### Prompt
Below are some records. Copy every line in them that holds "title".

### Input material

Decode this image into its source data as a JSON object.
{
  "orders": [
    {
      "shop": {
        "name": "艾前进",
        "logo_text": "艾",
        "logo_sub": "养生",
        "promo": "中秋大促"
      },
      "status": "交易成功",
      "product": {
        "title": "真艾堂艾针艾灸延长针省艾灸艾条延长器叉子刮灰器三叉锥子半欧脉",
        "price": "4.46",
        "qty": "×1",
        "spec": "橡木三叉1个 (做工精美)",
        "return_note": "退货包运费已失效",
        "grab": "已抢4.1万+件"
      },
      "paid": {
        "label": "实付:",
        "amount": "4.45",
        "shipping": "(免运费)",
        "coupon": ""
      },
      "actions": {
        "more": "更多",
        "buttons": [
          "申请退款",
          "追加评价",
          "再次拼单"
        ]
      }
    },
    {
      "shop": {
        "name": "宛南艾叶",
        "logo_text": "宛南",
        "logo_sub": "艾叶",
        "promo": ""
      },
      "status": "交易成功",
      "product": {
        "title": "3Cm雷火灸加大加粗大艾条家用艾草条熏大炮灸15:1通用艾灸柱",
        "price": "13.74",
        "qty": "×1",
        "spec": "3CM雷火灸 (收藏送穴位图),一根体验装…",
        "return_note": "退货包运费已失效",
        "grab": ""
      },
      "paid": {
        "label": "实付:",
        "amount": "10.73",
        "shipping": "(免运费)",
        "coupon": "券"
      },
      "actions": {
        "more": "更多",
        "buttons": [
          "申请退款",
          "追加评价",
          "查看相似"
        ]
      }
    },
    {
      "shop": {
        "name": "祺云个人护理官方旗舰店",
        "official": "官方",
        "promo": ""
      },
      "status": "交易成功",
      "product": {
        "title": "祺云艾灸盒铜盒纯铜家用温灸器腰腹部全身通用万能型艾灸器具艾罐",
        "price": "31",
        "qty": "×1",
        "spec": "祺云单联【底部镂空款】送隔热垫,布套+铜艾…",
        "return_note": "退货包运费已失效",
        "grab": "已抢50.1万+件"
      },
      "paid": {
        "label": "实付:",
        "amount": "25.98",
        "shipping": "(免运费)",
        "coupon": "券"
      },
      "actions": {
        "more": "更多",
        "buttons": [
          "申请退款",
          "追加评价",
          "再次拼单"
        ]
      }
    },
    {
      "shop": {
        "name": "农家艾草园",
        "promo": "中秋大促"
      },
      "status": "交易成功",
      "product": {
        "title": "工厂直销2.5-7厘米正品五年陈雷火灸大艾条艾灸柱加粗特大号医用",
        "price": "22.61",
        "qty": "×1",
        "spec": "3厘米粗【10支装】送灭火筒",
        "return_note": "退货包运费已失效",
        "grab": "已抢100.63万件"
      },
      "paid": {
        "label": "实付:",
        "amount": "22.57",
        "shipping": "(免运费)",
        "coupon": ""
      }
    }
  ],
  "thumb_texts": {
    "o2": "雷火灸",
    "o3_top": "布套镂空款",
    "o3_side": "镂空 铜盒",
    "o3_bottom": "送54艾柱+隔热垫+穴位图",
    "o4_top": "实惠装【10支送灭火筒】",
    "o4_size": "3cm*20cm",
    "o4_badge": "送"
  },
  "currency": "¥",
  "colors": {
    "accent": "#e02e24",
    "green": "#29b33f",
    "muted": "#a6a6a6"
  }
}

### The answer
        "title": "真艾堂艾针艾灸延长针省艾灸艾条延长器叉子刮灰器三叉锥子半欧脉",
        "title": "3Cm雷火灸加大加粗大艾条家用艾草条熏大炮灸15:1通用艾灸柱",
        "title": "祺云艾灸盒铜盒纯铜家用温灸器腰腹部全身通用万能型艾灸器具艾罐",
        "title": "工厂直销2.5-7厘米正品五年陈雷火灸大艾条艾灸柱加粗特大号医用",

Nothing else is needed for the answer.